◆ SHORT TASK
Look below for the line that contains "Output the text content of this document.", then copy it and each following line to the end of the records, minus any pictures.

◆ DATA PROVIDED
↓↓↓
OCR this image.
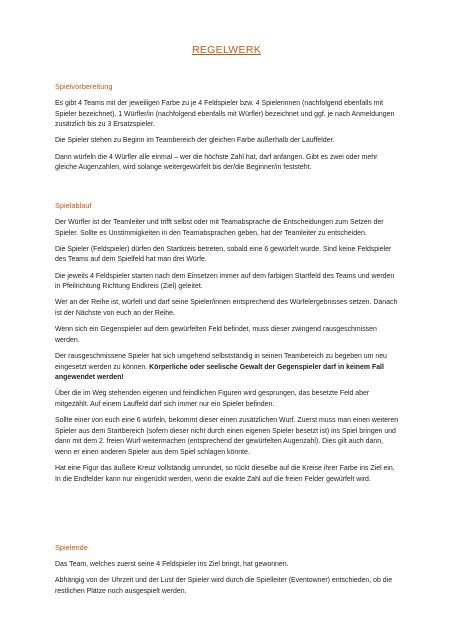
REGELWERK
Spielvorbereitung

Es gibt 4 Teams mit der jeweiligen Farbe zu je 4 Feldspieler bzw. 4 Spielerinnen (nachfolgend ebenfalls mit Spieler bezeichnet), 1 Würfler/in (nachfolgend ebenfalls mit Würfler) bezeichnet und ggf. je nach Anmeldungen zusätzlich bis zu 3 Ersatzspieler.

Die Spieler stehen zu Beginn im Teambereich der gleichen Farbe außerhalb der Lauffelder.

Dann würfeln die 4 Würfler alle einmal – wer die höchste Zahl hat, darf anfangen. Gibt es zwei oder mehr gleiche Augenzahlen, wird solange weitergewürfelt bis der/die Beginner/in feststeht.

Spielablauf

Der Würfler ist der Teamleiter und trifft selbst oder mit Teamabsprache die Entscheidungen zum Setzen der Spieler. Sollte es Unstimmigkeiten in den Teamabsprachen geben, hat der Teamleiter zu entscheiden.

Die Spieler (Feldspieler) dürfen den Startkreis betreten, sobald eine 6 gewürfelt wurde. Sind keine Feldspieler des Teams auf dem Spielfeld hat man drei Würfe.

Die jeweils 4 Feldspieler starten nach dem Einsetzen immer auf dem farbigen Startfeld des Teams und werden in Pfeilrichtung Richtung Endkreis (Ziel) geleitet.

Wer an der Reihe ist, würfelt und darf seine Spieler/innen entsprechend des Würfelergebnisses setzen. Danach ist der Nächste von euch an der Reihe.

Wenn sich ein Gegenspieler auf dem gewürfelten Feld befindet, muss dieser zwingend rausgeschmissen werden.

Der rausgeschmissene Spieler hat sich umgehend selbstständig in seinen Teambereich zu begeben um neu eingesetzt werden zu können. Körperliche oder seelische Gewalt der Gegenspieler darf in keinem Fall angewendet werden!

Über die im Weg stehenden eigenen und feindlichen Figuren wird gesprungen, das besetzte Feld aber mitgezählt. Auf einem Lauffeld darf sich immer nur ein Spieler befinden.

Sollte einer von euch eine 6 würfeln, bekommt dieser einen zusätzlichen Wurf. Zuerst muss man einen weiteren Spieler aus dem Startbereich (sofern dieser nicht durch einen eigenen Spieler besetzt ist) ins Spiel bringen und dann mit dem 2. freien Wurf weitermachen (entsprechend der gewürfelten Augenzahl). Dies gilt auch dann, wenn er einen anderen Spieler aus dem Spiel schlagen könnte.

Hat eine Figur das äußere Kreuz vollständig umrundet, so rückt dieselbe auf die Kreise ihrer Farbe ins Ziel ein. In die Endfelder kann nur eingerückt werden, wenn die exakte Zahl auf die freien Felder gewürfelt wird.

Spielende

Das Team, welches zuerst seine 4 Feldspieler ins Ziel bringt, hat gewonnen.

Abhängig von der Uhrzeit und der Lust der Spieler wird durch die Spielleiter (Eventowner) entschieden, ob die restlichen Plätze noch ausgespielt werden.
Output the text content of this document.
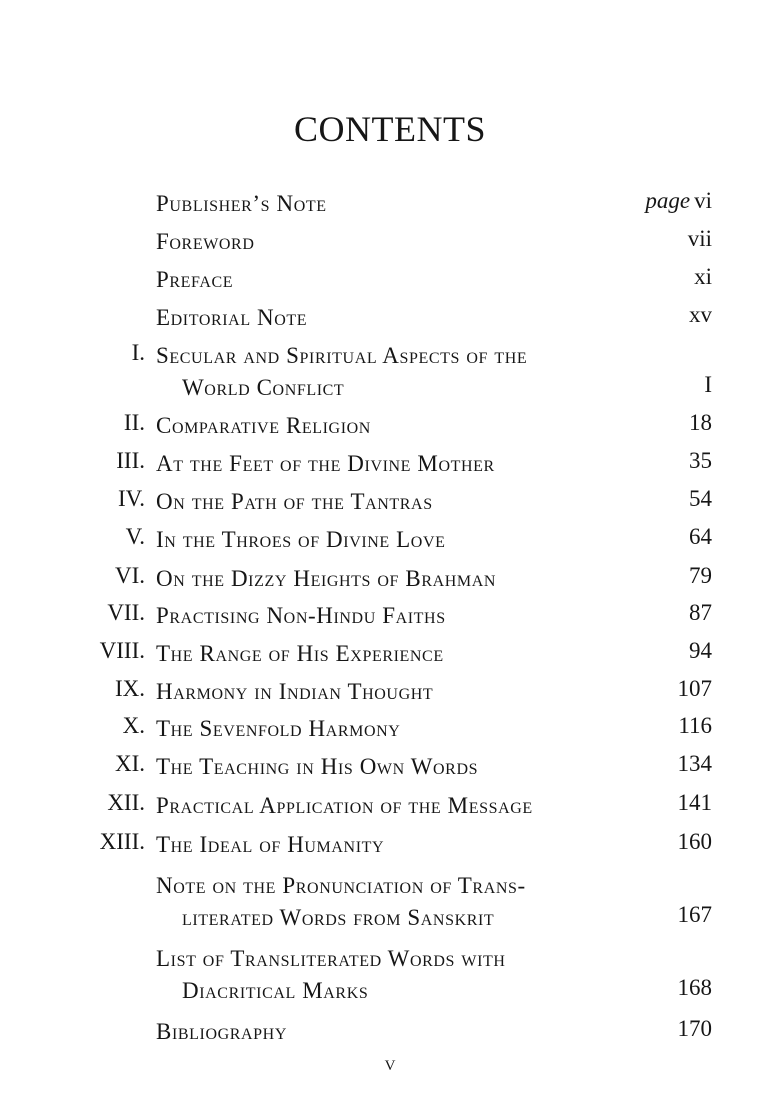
CONTENTS
Publisher’s Note	page vi
Foreword	vii
Preface	xi
Editorial Note	xv
I. Secular and Spiritual Aspects of the
World Conflict	I
II. Comparative Religion	18
III. At the Feet of the Divine Mother	35
IV. On the Path of the Tantras	54
V. In the Throes of Divine Love	64
VI. On the Dizzy Heights of Brahman	79
VII. Practising Non-Hindu Faiths	87
VIII. The Range of His Experience	94
IX. Harmony in Indian Thought	107
X. The Sevenfold Harmony	116
XI. The Teaching in His Own Words	134
XII. Practical Application of the Message	141
XIII. The Ideal of Humanity	160
Note on the Pronunciation of Trans-
literated Words from Sanskrit	167
List of Transliterated Words with
Diacritical Marks	168
Bibliography	170
v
↑↑↑
◆ EXERCISE OUTPUT
Output the text content of this document.
CONTENTS
Publisher’s Note	page vi
Foreword	vii
Preface	xi
Editorial Note	xv
I. Secular and Spiritual Aspects of the
World Conflict	I
II. Comparative Religion	18
III. At the Feet of the Divine Mother	35
IV. On the Path of the Tantras	54
V. In the Throes of Divine Love	64
VI. On the Dizzy Heights of Brahman	79
VII. Practising Non-Hindu Faiths	87
VIII. The Range of His Experience	94
IX. Harmony in Indian Thought	107
X. The Sevenfold Harmony	116
XI. The Teaching in His Own Words	134
XII. Practical Application of the Message	141
XIII. The Ideal of Humanity	160
Note on the Pronunciation of Trans-
literated Words from Sanskrit	167
List of Transliterated Words with
Diacritical Marks	168
Bibliography	170
v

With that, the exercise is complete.